- _Provided text_:
--- begin ---
# Exercise 7: Special language elements

This notebook introduces or discusses some special language elements. These elements have maybe already been used in the previous notebooks, but get a separate example here.

### Regex rules

Simple regex rules are a kind of special rules in UIMA Ruta. These rules do not build upon a sequence of rule elements with matching condition but on a single regular expression. This regular expression is applied in the document or the current window (if it is restricted). This enables two interesting use cases for these rules: adding some annotations for fast prototyping and creating smaller annotations that could not be matched with normal rules.

In [None]:
%documentText "This is the first line."
%displayMode DYNAMIC_HTML
%dynamicHtmlAllowedTypes In1 In2 In3 Span Start
DECLARE In1, In2, In3;

// this won't match because any matching condition relies on existing annotations and there is no annotation on 
// "in", only on "line"
"in"{-> In1};

// this will match within a token since regex rules do not care about existing annotations
"in"-> In2;

// this will match because a basis annoation In2 is now present
"in"{-> In3};

DECLARE Span, Start;

// complex regular expression: create Span for the complete match and Start for the first group
"(is).*first" -> Span, 1 = Start;

### Optional matching condition `_`

The optional matching condition _ allows to specify rule elements that are completely optional. They are fulfilled even if they are not able to match at all.

In [None]:
%resetCas
%documentText "This is the first line."
--- end ---
- _Exercise tasks_:
(A) In the Ruta exercise, why does the rule `"in"{-> In1};` fail to match in the line "This is the first line."?
(B) Continue the Ruta exercise from where it stops.

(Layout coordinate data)
--- begin ---
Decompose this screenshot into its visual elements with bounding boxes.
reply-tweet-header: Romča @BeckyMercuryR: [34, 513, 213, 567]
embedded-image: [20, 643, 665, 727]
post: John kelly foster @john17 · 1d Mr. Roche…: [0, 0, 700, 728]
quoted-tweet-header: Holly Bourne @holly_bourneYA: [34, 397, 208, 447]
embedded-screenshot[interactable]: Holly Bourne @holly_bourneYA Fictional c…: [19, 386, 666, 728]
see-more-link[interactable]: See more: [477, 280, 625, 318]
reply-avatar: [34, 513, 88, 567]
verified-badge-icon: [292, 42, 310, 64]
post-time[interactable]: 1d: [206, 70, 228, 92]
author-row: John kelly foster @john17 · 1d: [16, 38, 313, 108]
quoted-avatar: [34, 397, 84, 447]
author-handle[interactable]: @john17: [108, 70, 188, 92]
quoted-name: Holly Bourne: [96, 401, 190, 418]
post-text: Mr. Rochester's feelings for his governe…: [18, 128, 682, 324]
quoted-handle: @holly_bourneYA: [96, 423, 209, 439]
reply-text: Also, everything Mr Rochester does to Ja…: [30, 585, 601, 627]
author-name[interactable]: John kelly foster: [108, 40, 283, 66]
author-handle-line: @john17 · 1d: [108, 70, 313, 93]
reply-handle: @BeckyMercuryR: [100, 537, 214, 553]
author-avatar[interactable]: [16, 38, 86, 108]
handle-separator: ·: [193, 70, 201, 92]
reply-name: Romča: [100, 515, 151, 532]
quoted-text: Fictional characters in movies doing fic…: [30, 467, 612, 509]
--- end ---
- _The answers_:
(A) Any matching condition relies on existing annotations. The document has an annotation on "line" but none on "in", so the rule finds nothing to match.

(B)
%displayMode RUTA_COLORING
DECLARE NotBeforeNum1, NotBeforeNum2;

// this rule requires some position for the second rule element
ANY{->NotBeforeNum1} ANY{-PARTOF(NUM)};
// this rule is also able to match on the last period
ANY{->NotBeforeNum2} _{-PARTOF(NUM)};

COLOR(NotBeforeNum1, "pink");
COLOR(NotBeforeNum2, "yellow");

### The anchor `@`

In [None]:
%resetCas

In [None]:
%%documentText
This is the first line.
This is the second line.
This is the third line.
This is the fourth line.
This is the fifth line.

The anchor `@` specifies the start point of the matching process of a rule. Normally, a rule matches from left to right starting with the first rule element and continuing with the second and so on. The anchor can be used to write more efficient rules by selecting a more suitable rule element.

In [None]:
DECLARE WPeriod1, WPeriod2;

// a normal rule: look at each W, then check if there is a period afterwards
// this results in 25 matches in the W index and 25 checks on the next position.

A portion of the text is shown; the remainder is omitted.